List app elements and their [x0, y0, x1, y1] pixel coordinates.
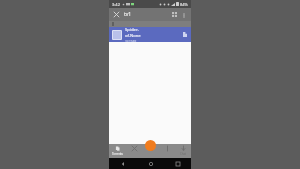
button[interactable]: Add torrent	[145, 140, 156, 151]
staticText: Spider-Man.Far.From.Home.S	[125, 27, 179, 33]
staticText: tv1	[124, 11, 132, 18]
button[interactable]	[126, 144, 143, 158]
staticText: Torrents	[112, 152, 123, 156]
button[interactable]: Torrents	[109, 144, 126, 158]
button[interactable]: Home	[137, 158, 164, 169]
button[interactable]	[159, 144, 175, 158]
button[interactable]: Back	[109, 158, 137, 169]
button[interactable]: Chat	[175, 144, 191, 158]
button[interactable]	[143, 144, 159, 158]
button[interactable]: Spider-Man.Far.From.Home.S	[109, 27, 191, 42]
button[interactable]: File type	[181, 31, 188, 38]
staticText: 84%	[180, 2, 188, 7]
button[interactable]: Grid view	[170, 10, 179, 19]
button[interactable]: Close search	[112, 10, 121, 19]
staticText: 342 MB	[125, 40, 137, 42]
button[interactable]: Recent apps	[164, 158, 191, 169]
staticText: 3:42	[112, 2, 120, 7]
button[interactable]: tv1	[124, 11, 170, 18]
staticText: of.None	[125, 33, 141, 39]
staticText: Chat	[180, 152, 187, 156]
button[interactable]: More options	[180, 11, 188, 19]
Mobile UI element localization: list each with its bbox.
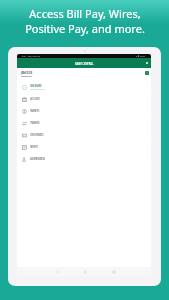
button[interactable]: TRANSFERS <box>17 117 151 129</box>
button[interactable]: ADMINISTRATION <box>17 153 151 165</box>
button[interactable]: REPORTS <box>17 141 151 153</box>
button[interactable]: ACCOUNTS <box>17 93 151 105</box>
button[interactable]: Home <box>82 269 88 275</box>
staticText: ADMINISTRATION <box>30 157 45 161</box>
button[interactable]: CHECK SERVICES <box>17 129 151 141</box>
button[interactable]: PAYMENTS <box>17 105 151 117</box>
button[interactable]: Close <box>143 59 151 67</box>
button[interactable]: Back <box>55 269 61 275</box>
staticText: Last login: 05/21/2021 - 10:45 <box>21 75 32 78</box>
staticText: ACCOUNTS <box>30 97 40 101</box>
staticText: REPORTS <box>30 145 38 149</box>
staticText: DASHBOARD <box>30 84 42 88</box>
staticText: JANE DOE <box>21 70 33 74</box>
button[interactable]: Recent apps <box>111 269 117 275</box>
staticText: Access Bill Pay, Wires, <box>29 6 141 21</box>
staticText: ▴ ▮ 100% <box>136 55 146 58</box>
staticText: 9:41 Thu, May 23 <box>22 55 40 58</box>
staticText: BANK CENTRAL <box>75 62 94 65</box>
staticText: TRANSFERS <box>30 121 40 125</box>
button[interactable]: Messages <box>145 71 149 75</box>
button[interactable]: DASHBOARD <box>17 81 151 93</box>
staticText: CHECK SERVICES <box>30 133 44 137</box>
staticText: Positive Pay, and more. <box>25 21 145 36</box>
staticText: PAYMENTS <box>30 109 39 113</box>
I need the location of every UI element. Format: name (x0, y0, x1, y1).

* _Your instructions_: Edit the data from the line that contains "140, 156, 151]" through the line that contains "Mobile UI element", replacing "Grid view" with "List view" and leaving everything else unchanged. Give only those lines.

* _Task answer_:
button[interactable]: Add torrent	[145, 140, 156, 151]
staticText: Spider-Man.Far.From.Home.S	[125, 27, 179, 33]
staticText: tv1	[124, 11, 132, 18]
button[interactable]	[126, 144, 143, 158]
staticText: Torrents	[112, 152, 123, 156]
button[interactable]: Torrents	[109, 144, 126, 158]
button[interactable]: Home	[137, 158, 164, 169]
button[interactable]	[159, 144, 175, 158]
button[interactable]: Back	[109, 158, 137, 169]
button[interactable]: Chat	[175, 144, 191, 158]
button[interactable]	[143, 144, 159, 158]
button[interactable]: Spider-Man.Far.From.Home.S	[109, 27, 191, 42]
button[interactable]: File type	[181, 31, 188, 38]
staticText: 84%	[180, 2, 188, 7]
button[interactable]: List view	[170, 10, 179, 19]
button[interactable]: Close search	[112, 10, 121, 19]
staticText: 342 MB	[125, 40, 137, 42]
button[interactable]: Recent apps	[164, 158, 191, 169]
staticText: 3:42	[112, 2, 120, 7]
button[interactable]: tv1	[124, 11, 170, 18]
staticText: of.None	[125, 33, 141, 39]
staticText: Chat	[180, 152, 187, 156]
button[interactable]: More options	[180, 11, 188, 19]
Mobile UI element localization: list each with its bbox.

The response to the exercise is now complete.